Using the listing below, report all lines holding the word "value".

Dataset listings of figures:
# # # #

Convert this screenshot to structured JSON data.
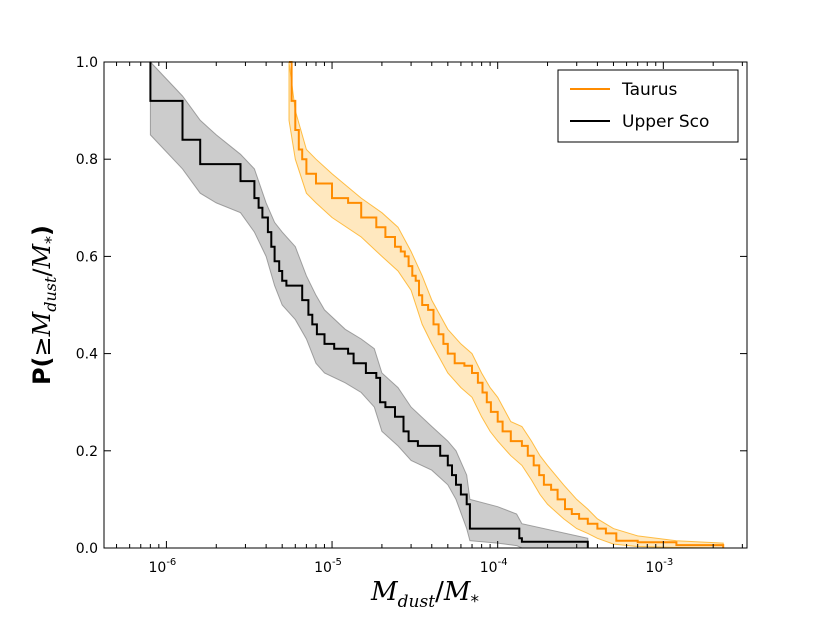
{
  "chart_data": {
    "type": "line",
    "subtype": "cumulative-step",
    "title": "",
    "xlabel": "M_dust/M_*",
    "ylabel": "P(≥M_dust/M_*)",
    "x_scale": "log",
    "xlim": [
      4.2e-07,
      0.0032
    ],
    "ylim": [
      0.0,
      1.0
    ],
    "x_ticks": [
      {
        "value": 1e-06,
        "base": "10",
        "exp": "-6"
      },
      {
        "value": 1e-05,
        "base": "10",
        "exp": "-5"
      },
      {
        "value": 0.0001,
        "base": "10",
        "exp": "-4"
      },
      {
        "value": 0.001,
        "base": "10",
        "exp": "-3"
      }
    ],
    "y_ticks": [
      "0.0",
      "0.2",
      "0.4",
      "0.6",
      "0.8",
      "1.0"
    ],
    "legend_position": "top-right",
    "series": [
      {
        "name": "Taurus",
        "color": "#ff8c00",
        "band_color": "#ffa500",
        "points": [
          [
            5.5e-06,
            1.0
          ],
          [
            5.7e-06,
            0.92
          ],
          [
            6e-06,
            0.86
          ],
          [
            6.3e-06,
            0.82
          ],
          [
            6.6e-06,
            0.8
          ],
          [
            7e-06,
            0.77
          ],
          [
            8e-06,
            0.75
          ],
          [
            1e-05,
            0.72
          ],
          [
            1.25e-05,
            0.71
          ],
          [
            1.5e-05,
            0.68
          ],
          [
            1.85e-05,
            0.66
          ],
          [
            2.1e-05,
            0.64
          ],
          [
            2.4e-05,
            0.62
          ],
          [
            2.6e-05,
            0.61
          ],
          [
            2.75e-05,
            0.6
          ],
          [
            2.9e-05,
            0.58
          ],
          [
            3.05e-05,
            0.56
          ],
          [
            3.2e-05,
            0.55
          ],
          [
            3.35e-05,
            0.52
          ],
          [
            3.5e-05,
            0.5
          ],
          [
            3.8e-05,
            0.49
          ],
          [
            4.1e-05,
            0.46
          ],
          [
            4.4e-05,
            0.44
          ],
          [
            4.7e-05,
            0.42
          ],
          [
            5e-05,
            0.4
          ],
          [
            5.5e-05,
            0.38
          ],
          [
            6.3e-05,
            0.375
          ],
          [
            7e-05,
            0.36
          ],
          [
            7.6e-05,
            0.34
          ],
          [
            8.1e-05,
            0.32
          ],
          [
            8.6e-05,
            0.3
          ],
          [
            9.1e-05,
            0.28
          ],
          [
            0.0001,
            0.26
          ],
          [
            0.000107,
            0.24
          ],
          [
            0.00012,
            0.22
          ],
          [
            0.00014,
            0.21
          ],
          [
            0.000152,
            0.19
          ],
          [
            0.000165,
            0.17
          ],
          [
            0.000178,
            0.15
          ],
          [
            0.00019,
            0.13
          ],
          [
            0.00021,
            0.12
          ],
          [
            0.00023,
            0.1
          ],
          [
            0.000255,
            0.08
          ],
          [
            0.00028,
            0.07
          ],
          [
            0.00031,
            0.06
          ],
          [
            0.00035,
            0.05
          ],
          [
            0.0004,
            0.04
          ],
          [
            0.00045,
            0.03
          ],
          [
            0.00052,
            0.015
          ],
          [
            0.0007,
            0.012
          ],
          [
            0.0012,
            0.006
          ],
          [
            0.0023,
            0.0
          ]
        ],
        "band_upper": [
          [
            5.5e-06,
            1.0
          ],
          [
            6e-06,
            0.9
          ],
          [
            7e-06,
            0.82
          ],
          [
            8e-06,
            0.8
          ],
          [
            1e-05,
            0.77
          ],
          [
            1.5e-05,
            0.72
          ],
          [
            2e-05,
            0.69
          ],
          [
            2.5e-05,
            0.66
          ],
          [
            3e-05,
            0.61
          ],
          [
            3.5e-05,
            0.56
          ],
          [
            4e-05,
            0.51
          ],
          [
            5e-05,
            0.45
          ],
          [
            6e-05,
            0.42
          ],
          [
            7e-05,
            0.4
          ],
          [
            8e-05,
            0.36
          ],
          [
            9e-05,
            0.33
          ],
          [
            0.0001,
            0.31
          ],
          [
            0.00012,
            0.26
          ],
          [
            0.00014,
            0.25
          ],
          [
            0.00016,
            0.22
          ],
          [
            0.00018,
            0.19
          ],
          [
            0.0002,
            0.17
          ],
          [
            0.00025,
            0.13
          ],
          [
            0.0003,
            0.1
          ],
          [
            0.00035,
            0.08
          ],
          [
            0.0004,
            0.06
          ],
          [
            0.0005,
            0.04
          ],
          [
            0.0007,
            0.025
          ],
          [
            0.0012,
            0.015
          ],
          [
            0.0023,
            0.01
          ]
        ],
        "band_lower": [
          [
            5.5e-06,
            0.88
          ],
          [
            6e-06,
            0.8
          ],
          [
            7e-06,
            0.73
          ],
          [
            8e-06,
            0.71
          ],
          [
            1e-05,
            0.68
          ],
          [
            1.5e-05,
            0.64
          ],
          [
            2e-05,
            0.6
          ],
          [
            2.5e-05,
            0.57
          ],
          [
            3e-05,
            0.53
          ],
          [
            3.5e-05,
            0.46
          ],
          [
            4e-05,
            0.42
          ],
          [
            5e-05,
            0.36
          ],
          [
            6e-05,
            0.33
          ],
          [
            7e-05,
            0.31
          ],
          [
            8e-05,
            0.27
          ],
          [
            9e-05,
            0.24
          ],
          [
            0.0001,
            0.22
          ],
          [
            0.00012,
            0.19
          ],
          [
            0.00014,
            0.17
          ],
          [
            0.00016,
            0.14
          ],
          [
            0.00018,
            0.11
          ],
          [
            0.0002,
            0.09
          ],
          [
            0.00025,
            0.06
          ],
          [
            0.0003,
            0.04
          ],
          [
            0.00035,
            0.03
          ],
          [
            0.0004,
            0.02
          ],
          [
            0.0005,
            0.008
          ],
          [
            0.0007,
            0.003
          ],
          [
            0.0012,
            0.001
          ],
          [
            0.0023,
            0.0
          ]
        ]
      },
      {
        "name": "Upper Sco",
        "color": "#000000",
        "band_color": "#808080",
        "points": [
          [
            8e-07,
            1.0
          ],
          [
            8e-07,
            0.92
          ],
          [
            1.25e-06,
            0.84
          ],
          [
            1.6e-06,
            0.79
          ],
          [
            2.8e-06,
            0.755
          ],
          [
            3.4e-06,
            0.72
          ],
          [
            3.6e-06,
            0.7
          ],
          [
            3.8e-06,
            0.68
          ],
          [
            4.1e-06,
            0.65
          ],
          [
            4.3e-06,
            0.62
          ],
          [
            4.5e-06,
            0.59
          ],
          [
            4.8e-06,
            0.57
          ],
          [
            5e-06,
            0.55
          ],
          [
            5.3e-06,
            0.54
          ],
          [
            6.6e-06,
            0.51
          ],
          [
            7.2e-06,
            0.48
          ],
          [
            7.6e-06,
            0.46
          ],
          [
            8.1e-06,
            0.44
          ],
          [
            9e-06,
            0.42
          ],
          [
            1.03e-05,
            0.41
          ],
          [
            1.25e-05,
            0.4
          ],
          [
            1.35e-05,
            0.38
          ],
          [
            1.6e-05,
            0.36
          ],
          [
            1.85e-05,
            0.35
          ],
          [
            1.95e-05,
            0.3
          ],
          [
            2.1e-05,
            0.29
          ],
          [
            2.4e-05,
            0.27
          ],
          [
            2.7e-05,
            0.24
          ],
          [
            2.9e-05,
            0.22
          ],
          [
            3.3e-05,
            0.21
          ],
          [
            4.5e-05,
            0.19
          ],
          [
            5e-05,
            0.17
          ],
          [
            5.3e-05,
            0.15
          ],
          [
            5.6e-05,
            0.13
          ],
          [
            6e-05,
            0.11
          ],
          [
            6.5e-05,
            0.09
          ],
          [
            6.8e-05,
            0.04
          ],
          [
            0.0001,
            0.04
          ],
          [
            0.00013,
            0.04
          ],
          [
            0.000135,
            0.02
          ],
          [
            0.00014,
            0.013
          ],
          [
            0.00035,
            0.0
          ]
        ],
        "band_upper": [
          [
            8e-07,
            1.0
          ],
          [
            1.25e-06,
            0.93
          ],
          [
            1.6e-06,
            0.88
          ],
          [
            2e-06,
            0.85
          ],
          [
            2.8e-06,
            0.81
          ],
          [
            3.4e-06,
            0.78
          ],
          [
            4e-06,
            0.71
          ],
          [
            4.5e-06,
            0.67
          ],
          [
            5e-06,
            0.65
          ],
          [
            6e-06,
            0.62
          ],
          [
            7e-06,
            0.56
          ],
          [
            8e-06,
            0.52
          ],
          [
            9e-06,
            0.49
          ],
          [
            1.2e-05,
            0.45
          ],
          [
            1.5e-05,
            0.43
          ],
          [
            1.8e-05,
            0.41
          ],
          [
            2e-05,
            0.36
          ],
          [
            2.5e-05,
            0.33
          ],
          [
            3e-05,
            0.29
          ],
          [
            4e-05,
            0.25
          ],
          [
            5e-05,
            0.22
          ],
          [
            5.6e-05,
            0.2
          ],
          [
            6.5e-05,
            0.15
          ],
          [
            6.8e-05,
            0.1
          ],
          [
            0.0001,
            0.085
          ],
          [
            0.00013,
            0.07
          ],
          [
            0.00014,
            0.05
          ],
          [
            0.00035,
            0.02
          ]
        ],
        "band_lower": [
          [
            8e-07,
            0.85
          ],
          [
            1.25e-06,
            0.78
          ],
          [
            1.6e-06,
            0.73
          ],
          [
            2e-06,
            0.71
          ],
          [
            2.8e-06,
            0.69
          ],
          [
            3.4e-06,
            0.65
          ],
          [
            4e-06,
            0.6
          ],
          [
            4.5e-06,
            0.54
          ],
          [
            5e-06,
            0.5
          ],
          [
            6e-06,
            0.47
          ],
          [
            7e-06,
            0.43
          ],
          [
            8e-06,
            0.38
          ],
          [
            9e-06,
            0.36
          ],
          [
            1.2e-05,
            0.34
          ],
          [
            1.5e-05,
            0.32
          ],
          [
            1.8e-05,
            0.29
          ],
          [
            2e-05,
            0.24
          ],
          [
            2.5e-05,
            0.21
          ],
          [
            3e-05,
            0.18
          ],
          [
            4e-05,
            0.16
          ],
          [
            5e-05,
            0.13
          ],
          [
            5.6e-05,
            0.1
          ],
          [
            6.5e-05,
            0.04
          ],
          [
            6.8e-05,
            0.015
          ],
          [
            0.0001,
            0.01
          ],
          [
            0.00013,
            0.005
          ],
          [
            0.00014,
            0.0
          ],
          [
            0.00035,
            0.0
          ]
        ]
      }
    ]
  }
}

# # # #

__Solution for this task__
        "value": 1e-06,
        "value": 1e-05,
        "value": 0.0001,
        "value": 0.001,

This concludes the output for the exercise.